%%

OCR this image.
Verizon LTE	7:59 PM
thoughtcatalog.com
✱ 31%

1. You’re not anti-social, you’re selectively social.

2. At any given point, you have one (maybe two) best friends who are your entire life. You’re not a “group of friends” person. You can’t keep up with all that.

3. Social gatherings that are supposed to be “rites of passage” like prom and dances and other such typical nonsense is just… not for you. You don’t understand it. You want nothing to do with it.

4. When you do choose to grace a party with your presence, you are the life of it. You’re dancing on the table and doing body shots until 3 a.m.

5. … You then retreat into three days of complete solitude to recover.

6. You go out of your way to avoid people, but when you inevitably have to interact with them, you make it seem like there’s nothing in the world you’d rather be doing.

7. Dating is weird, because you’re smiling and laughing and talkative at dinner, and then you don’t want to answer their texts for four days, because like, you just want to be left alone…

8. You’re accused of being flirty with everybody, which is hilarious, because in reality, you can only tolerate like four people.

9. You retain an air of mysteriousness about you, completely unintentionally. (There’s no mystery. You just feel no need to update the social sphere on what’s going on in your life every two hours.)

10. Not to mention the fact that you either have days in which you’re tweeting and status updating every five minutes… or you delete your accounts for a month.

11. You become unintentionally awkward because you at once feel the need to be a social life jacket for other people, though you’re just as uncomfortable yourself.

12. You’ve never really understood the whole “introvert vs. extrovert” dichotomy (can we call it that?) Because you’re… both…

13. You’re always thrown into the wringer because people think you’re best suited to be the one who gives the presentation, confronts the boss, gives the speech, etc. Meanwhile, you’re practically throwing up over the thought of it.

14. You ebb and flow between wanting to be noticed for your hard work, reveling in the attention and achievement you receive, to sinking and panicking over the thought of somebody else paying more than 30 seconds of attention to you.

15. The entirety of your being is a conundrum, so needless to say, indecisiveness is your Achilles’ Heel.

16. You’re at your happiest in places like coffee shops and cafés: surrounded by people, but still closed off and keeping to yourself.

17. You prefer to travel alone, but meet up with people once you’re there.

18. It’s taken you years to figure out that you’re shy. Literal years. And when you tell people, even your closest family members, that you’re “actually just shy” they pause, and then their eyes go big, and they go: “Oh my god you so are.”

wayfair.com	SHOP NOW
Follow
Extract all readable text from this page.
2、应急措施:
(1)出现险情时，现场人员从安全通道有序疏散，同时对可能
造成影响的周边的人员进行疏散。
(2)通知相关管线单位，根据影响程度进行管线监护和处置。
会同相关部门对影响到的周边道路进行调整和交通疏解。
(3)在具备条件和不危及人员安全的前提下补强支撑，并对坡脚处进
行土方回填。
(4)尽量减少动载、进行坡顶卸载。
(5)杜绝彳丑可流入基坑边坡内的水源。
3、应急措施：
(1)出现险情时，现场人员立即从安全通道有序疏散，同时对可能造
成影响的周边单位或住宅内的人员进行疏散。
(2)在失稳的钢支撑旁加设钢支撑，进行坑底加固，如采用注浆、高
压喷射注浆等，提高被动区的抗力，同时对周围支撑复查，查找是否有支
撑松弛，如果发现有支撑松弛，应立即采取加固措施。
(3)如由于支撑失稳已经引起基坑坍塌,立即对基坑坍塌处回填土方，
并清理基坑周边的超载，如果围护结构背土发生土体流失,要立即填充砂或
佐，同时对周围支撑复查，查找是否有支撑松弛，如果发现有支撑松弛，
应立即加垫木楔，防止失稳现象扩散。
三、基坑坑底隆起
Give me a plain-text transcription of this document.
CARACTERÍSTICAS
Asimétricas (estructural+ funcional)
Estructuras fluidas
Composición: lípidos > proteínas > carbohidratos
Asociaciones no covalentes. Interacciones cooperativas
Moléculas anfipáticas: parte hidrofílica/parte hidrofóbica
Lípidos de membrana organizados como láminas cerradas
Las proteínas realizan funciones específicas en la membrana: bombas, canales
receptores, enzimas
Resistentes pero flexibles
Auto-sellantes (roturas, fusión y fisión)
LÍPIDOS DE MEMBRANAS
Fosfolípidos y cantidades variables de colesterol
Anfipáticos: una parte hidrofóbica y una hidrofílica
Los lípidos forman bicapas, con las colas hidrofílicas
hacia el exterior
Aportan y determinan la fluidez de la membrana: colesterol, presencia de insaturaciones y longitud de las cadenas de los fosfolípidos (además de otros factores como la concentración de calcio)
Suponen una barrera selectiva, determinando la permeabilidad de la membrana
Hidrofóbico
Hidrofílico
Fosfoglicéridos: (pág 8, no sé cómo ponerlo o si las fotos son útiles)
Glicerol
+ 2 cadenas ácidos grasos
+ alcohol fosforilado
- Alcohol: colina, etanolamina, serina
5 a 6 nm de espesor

%%

* **What you should do**
Starting from the line containing "Give me a plain-text", repeat each line through the end of the entries, exactly.

* **Answer for this exercise**
Give me a plain-text transcription of this document.
CARACTERÍSTICAS
Asimétricas (estructural+ funcional)
Estructuras fluidas
Composición: lípidos > proteínas > carbohidratos
Asociaciones no covalentes. Interacciones cooperativas
Moléculas anfipáticas: parte hidrofílica/parte hidrofóbica
Lípidos de membrana organizados como láminas cerradas
Las proteínas realizan funciones específicas en la membrana: bombas, canales
receptores, enzimas
Resistentes pero flexibles
Auto-sellantes (roturas, fusión y fisión)
LÍPIDOS DE MEMBRANAS
Fosfolípidos y cantidades variables de colesterol
Anfipáticos: una parte hidrofóbica y una hidrofílica
Los lípidos forman bicapas, con las colas hidrofílicas
hacia el exterior
Aportan y determinan la fluidez de la membrana: colesterol, presencia de insaturaciones y longitud de las cadenas de los fosfolípidos (además de otros factores como la concentración de calcio)
Suponen una barrera selectiva, determinando la permeabilidad de la membrana
Hidrofóbico
Hidrofílico
Fosfoglicéridos: (pág 8, no sé cómo ponerlo o si las fotos son útiles)
Glicerol
+ 2 cadenas ácidos grasos
+ alcohol fosforilado
- Alcohol: colina, etanolamina, serina
5 a 6 nm de espesor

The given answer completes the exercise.